## begin
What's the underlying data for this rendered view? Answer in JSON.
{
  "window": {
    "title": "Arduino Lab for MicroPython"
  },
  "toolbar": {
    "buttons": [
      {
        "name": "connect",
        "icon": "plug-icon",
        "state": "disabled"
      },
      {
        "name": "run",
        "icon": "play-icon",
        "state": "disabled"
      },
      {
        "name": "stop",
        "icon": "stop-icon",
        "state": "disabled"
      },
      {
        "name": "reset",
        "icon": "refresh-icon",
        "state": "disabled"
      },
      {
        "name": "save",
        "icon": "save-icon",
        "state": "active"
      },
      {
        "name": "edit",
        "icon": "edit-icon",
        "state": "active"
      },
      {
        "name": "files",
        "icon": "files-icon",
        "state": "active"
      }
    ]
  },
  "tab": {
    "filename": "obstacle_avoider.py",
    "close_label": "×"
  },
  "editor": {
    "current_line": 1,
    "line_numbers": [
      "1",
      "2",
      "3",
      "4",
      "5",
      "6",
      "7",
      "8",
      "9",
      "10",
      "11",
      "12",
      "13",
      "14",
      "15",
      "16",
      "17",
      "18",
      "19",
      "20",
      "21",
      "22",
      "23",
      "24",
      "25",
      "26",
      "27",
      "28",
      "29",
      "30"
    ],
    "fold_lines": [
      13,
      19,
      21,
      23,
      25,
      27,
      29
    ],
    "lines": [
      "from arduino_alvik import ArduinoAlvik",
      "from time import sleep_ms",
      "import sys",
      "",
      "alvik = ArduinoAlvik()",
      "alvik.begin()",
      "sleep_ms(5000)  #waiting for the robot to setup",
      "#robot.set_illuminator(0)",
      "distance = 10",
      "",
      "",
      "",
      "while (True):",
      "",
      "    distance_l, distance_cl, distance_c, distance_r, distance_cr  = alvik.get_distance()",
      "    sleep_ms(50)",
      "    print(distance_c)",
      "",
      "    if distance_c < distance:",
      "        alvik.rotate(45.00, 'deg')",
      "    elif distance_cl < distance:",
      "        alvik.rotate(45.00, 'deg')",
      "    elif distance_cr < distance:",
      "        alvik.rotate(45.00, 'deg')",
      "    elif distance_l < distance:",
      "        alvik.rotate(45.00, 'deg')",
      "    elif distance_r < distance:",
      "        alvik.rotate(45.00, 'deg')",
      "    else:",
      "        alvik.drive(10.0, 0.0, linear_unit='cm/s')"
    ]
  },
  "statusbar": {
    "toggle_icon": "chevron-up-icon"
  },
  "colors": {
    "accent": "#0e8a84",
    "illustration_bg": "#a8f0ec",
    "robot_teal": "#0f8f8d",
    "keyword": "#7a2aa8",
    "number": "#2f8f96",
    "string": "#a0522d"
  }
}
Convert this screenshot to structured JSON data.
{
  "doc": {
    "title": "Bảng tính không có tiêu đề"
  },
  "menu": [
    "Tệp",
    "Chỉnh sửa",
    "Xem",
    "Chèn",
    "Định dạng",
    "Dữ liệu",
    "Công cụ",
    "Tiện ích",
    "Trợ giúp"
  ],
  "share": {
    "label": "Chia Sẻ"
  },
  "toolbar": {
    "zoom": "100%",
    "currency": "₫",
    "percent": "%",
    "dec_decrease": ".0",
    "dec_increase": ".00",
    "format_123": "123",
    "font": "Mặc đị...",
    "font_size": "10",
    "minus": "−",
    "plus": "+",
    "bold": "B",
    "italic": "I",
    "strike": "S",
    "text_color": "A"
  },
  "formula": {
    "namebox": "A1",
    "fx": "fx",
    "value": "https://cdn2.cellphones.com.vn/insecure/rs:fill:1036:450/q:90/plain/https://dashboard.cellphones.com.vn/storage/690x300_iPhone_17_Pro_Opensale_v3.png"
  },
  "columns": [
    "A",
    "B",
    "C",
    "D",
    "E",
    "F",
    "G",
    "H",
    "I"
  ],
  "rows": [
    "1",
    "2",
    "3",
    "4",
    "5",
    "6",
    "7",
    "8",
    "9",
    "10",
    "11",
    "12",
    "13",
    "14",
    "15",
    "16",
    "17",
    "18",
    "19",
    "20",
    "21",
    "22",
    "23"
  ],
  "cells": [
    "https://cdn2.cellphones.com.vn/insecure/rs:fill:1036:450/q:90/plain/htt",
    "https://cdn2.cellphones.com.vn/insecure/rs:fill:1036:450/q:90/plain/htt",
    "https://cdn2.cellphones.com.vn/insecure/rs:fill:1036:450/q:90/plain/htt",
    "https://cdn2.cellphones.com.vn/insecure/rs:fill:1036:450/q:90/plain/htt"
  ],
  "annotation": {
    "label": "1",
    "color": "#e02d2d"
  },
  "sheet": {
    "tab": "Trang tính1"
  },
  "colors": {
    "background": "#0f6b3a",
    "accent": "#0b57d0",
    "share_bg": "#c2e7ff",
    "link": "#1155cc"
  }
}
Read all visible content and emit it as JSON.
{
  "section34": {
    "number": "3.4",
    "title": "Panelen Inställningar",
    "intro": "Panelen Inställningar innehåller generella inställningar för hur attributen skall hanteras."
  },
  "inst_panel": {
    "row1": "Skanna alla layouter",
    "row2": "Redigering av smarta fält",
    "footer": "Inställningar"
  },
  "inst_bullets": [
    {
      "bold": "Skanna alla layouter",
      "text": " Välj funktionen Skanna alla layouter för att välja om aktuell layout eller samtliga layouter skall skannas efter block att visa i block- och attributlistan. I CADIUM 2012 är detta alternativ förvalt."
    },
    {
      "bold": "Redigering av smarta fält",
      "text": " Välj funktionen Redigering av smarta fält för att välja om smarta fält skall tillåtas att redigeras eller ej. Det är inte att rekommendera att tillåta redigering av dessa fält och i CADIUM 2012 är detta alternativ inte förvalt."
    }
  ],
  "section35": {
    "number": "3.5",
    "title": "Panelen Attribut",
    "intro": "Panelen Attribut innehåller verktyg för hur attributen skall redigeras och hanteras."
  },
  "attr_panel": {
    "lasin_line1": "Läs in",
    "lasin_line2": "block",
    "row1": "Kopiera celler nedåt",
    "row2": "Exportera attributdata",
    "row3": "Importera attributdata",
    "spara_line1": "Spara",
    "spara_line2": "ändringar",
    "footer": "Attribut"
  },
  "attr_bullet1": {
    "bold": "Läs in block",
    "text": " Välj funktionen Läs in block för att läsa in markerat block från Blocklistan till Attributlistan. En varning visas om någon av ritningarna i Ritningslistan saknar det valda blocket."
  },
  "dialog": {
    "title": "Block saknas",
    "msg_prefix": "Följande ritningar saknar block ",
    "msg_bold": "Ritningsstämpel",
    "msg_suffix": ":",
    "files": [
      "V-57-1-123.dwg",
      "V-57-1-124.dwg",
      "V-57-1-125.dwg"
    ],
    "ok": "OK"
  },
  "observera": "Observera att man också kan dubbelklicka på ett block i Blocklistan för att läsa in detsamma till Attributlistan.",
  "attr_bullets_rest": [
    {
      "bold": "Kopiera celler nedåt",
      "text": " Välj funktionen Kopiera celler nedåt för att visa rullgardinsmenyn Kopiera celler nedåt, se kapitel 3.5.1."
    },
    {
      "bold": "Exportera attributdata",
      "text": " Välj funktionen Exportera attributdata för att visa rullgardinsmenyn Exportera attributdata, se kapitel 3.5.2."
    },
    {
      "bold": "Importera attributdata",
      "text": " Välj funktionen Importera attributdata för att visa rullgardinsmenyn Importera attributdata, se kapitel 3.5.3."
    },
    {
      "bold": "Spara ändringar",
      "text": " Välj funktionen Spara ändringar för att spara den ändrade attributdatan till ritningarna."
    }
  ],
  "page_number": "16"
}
## end
> [Problem to solve]
Output all of the data again, exactly.

> [The answer]
What's the underlying data for this rendered view? Answer in JSON.
{
  "window": {
    "title": "Arduino Lab for MicroPython"
  },
  "toolbar": {
    "buttons": [
      {
        "name": "connect",
        "icon": "plug-icon",
        "state": "disabled"
      },
      {
        "name": "run",
        "icon": "play-icon",
        "state": "disabled"
      },
      {
        "name": "stop",
        "icon": "stop-icon",
        "state": "disabled"
      },
      {
        "name": "reset",
        "icon": "refresh-icon",
        "state": "disabled"
      },
      {
        "name": "save",
        "icon": "save-icon",
        "state": "active"
      },
      {
        "name": "edit",
        "icon": "edit-icon",
        "state": "active"
      },
      {
        "name": "files",
        "icon": "files-icon",
        "state": "active"
      }
    ]
  },
  "tab": {
    "filename": "obstacle_avoider.py",
    "close_label": "×"
  },
  "editor": {
    "current_line": 1,
    "line_numbers": [
      "1",
      "2",
      "3",
      "4",
      "5",
      "6",
      "7",
      "8",
      "9",
      "10",
      "11",
      "12",
      "13",
      "14",
      "15",
      "16",
      "17",
      "18",
      "19",
      "20",
      "21",
      "22",
      "23",
      "24",
      "25",
      "26",
      "27",
      "28",
      "29",
      "30"
    ],
    "fold_lines": [
      13,
      19,
      21,
      23,
      25,
      27,
      29
    ],
    "lines": [
      "from arduino_alvik import ArduinoAlvik",
      "from time import sleep_ms",
      "import sys",
      "",
      "alvik = ArduinoAlvik()",
      "alvik.begin()",
      "sleep_ms(5000)  #waiting for the robot to setup",
      "#robot.set_illuminator(0)",
      "distance = 10",
      "",
      "",
      "",
      "while (True):",
      "",
      "    distance_l, distance_cl, distance_c, distance_r, distance_cr  = alvik.get_distance()",
      "    sleep_ms(50)",
      "    print(distance_c)",
      "",
      "    if distance_c < distance:",
      "        alvik.rotate(45.00, 'deg')",
      "    elif distance_cl < distance:",
      "        alvik.rotate(45.00, 'deg')",
      "    elif distance_cr < distance:",
      "        alvik.rotate(45.00, 'deg')",
      "    elif distance_l < distance:",
      "        alvik.rotate(45.00, 'deg')",
      "    elif distance_r < distance:",
      "        alvik.rotate(45.00, 'deg')",
      "    else:",
      "        alvik.drive(10.0, 0.0, linear_unit='cm/s')"
    ]
  },
  "statusbar": {
    "toggle_icon": "chevron-up-icon"
  },
  "colors": {
    "accent": "#0e8a84",
    "illustration_bg": "#a8f0ec",
    "robot_teal": "#0f8f8d",
    "keyword": "#7a2aa8",
    "number": "#2f8f96",
    "string": "#a0522d"
  }
}
Convert this screenshot to structured JSON data.
{
  "doc": {
    "title": "Bảng tính không có tiêu đề"
  },
  "menu": [
    "Tệp",
    "Chỉnh sửa",
    "Xem",
    "Chèn",
    "Định dạng",
    "Dữ liệu",
    "Công cụ",
    "Tiện ích",
    "Trợ giúp"
  ],
  "share": {
    "label": "Chia Sẻ"
  },
  "toolbar": {
    "zoom": "100%",
    "currency": "₫",
    "percent": "%",
    "dec_decrease": ".0",
    "dec_increase": ".00",
    "format_123": "123",
    "font": "Mặc đị...",
    "font_size": "10",
    "minus": "−",
    "plus": "+",
    "bold": "B",
    "italic": "I",
    "strike": "S",
    "text_color": "A"
  },
  "formula": {
    "namebox": "A1",
    "fx": "fx",
    "value": "https://cdn2.cellphones.com.vn/insecure/rs:fill:1036:450/q:90/plain/https://dashboard.cellphones.com.vn/storage/690x300_iPhone_17_Pro_Opensale_v3.png"
  },
  "columns": [
    "A",
    "B",
    "C",
    "D",
    "E",
    "F",
    "G",
    "H",
    "I"
  ],
  "rows": [
    "1",
    "2",
    "3",
    "4",
    "5",
    "6",
    "7",
    "8",
    "9",
    "10",
    "11",
    "12",
    "13",
    "14",
    "15",
    "16",
    "17",
    "18",
    "19",
    "20",
    "21",
    "22",
    "23"
  ],
  "cells": [
    "https://cdn2.cellphones.com.vn/insecure/rs:fill:1036:450/q:90/plain/htt",
    "https://cdn2.cellphones.com.vn/insecure/rs:fill:1036:450/q:90/plain/htt",
    "https://cdn2.cellphones.com.vn/insecure/rs:fill:1036:450/q:90/plain/htt",
    "https://cdn2.cellphones.com.vn/insecure/rs:fill:1036:450/q:90/plain/htt"
  ],
  "annotation": {
    "label": "1",
    "color": "#e02d2d"
  },
  "sheet": {
    "tab": "Trang tính1"
  },
  "colors": {
    "background": "#0f6b3a",
    "accent": "#0b57d0",
    "share_bg": "#c2e7ff",
    "link": "#1155cc"
  }
}
Read all visible content and emit it as JSON.
{
  "section34": {
    "number": "3.4",
    "title": "Panelen Inställningar",
    "intro": "Panelen Inställningar innehåller generella inställningar för hur attributen skall hanteras."
  },
  "inst_panel": {
    "row1": "Skanna alla layouter",
    "row2": "Redigering av smarta fält",
    "footer": "Inställningar"
  },
  "inst_bullets": [
    {
      "bold": "Skanna alla layouter",
      "text": " Välj funktionen Skanna alla layouter för att välja om aktuell layout eller samtliga layouter skall skannas efter block att visa i block- och attributlistan. I CADIUM 2012 är detta alternativ förvalt."
    },
    {
      "bold": "Redigering av smarta fält",
      "text": " Välj funktionen Redigering av smarta fält för att välja om smarta fält skall tillåtas att redigeras eller ej. Det är inte att rekommendera att tillåta redigering av dessa fält och i CADIUM 2012 är detta alternativ inte förvalt."
    }
  ],
  "section35": {
    "number": "3.5",
    "title": "Panelen Attribut",
    "intro": "Panelen Attribut innehåller verktyg för hur attributen skall redigeras och hanteras."
  },
  "attr_panel": {
    "lasin_line1": "Läs in",
    "lasin_line2": "block",
    "row1": "Kopiera celler nedåt",
    "row2": "Exportera attributdata",
    "row3": "Importera attributdata",
    "spara_line1": "Spara",
    "spara_line2": "ändringar",
    "footer": "Attribut"
  },
  "attr_bullet1": {
    "bold": "Läs in block",
    "text": " Välj funktionen Läs in block för att läsa in markerat block från Blocklistan till Attributlistan. En varning visas om någon av ritningarna i Ritningslistan saknar det valda blocket."
  },
  "dialog": {
    "title": "Block saknas",
    "msg_prefix": "Följande ritningar saknar block ",
    "msg_bold": "Ritningsstämpel",
    "msg_suffix": ":",
    "files": [
      "V-57-1-123.dwg",
      "V-57-1-124.dwg",
      "V-57-1-125.dwg"
    ],
    "ok": "OK"
  },
  "observera": "Observera att man också kan dubbelklicka på ett block i Blocklistan för att läsa in detsamma till Attributlistan.",
  "attr_bullets_rest": [
    {
      "bold": "Kopiera celler nedåt",
      "text": " Välj funktionen Kopiera celler nedåt för att visa rullgardinsmenyn Kopiera celler nedåt, se kapitel 3.5.1."
    },
    {
      "bold": "Exportera attributdata",
      "text": " Välj funktionen Exportera attributdata för att visa rullgardinsmenyn Exportera attributdata, se kapitel 3.5.2."
    },
    {
      "bold": "Importera attributdata",
      "text": " Välj funktionen Importera attributdata för att visa rullgardinsmenyn Importera attributdata, se kapitel 3.5.3."
    },
    {
      "bold": "Spara ändringar",
      "text": " Välj funktionen Spara ändringar för att spara den ändrade attributdatan till ritningarna."
    }
  ],
  "page_number": "16"
}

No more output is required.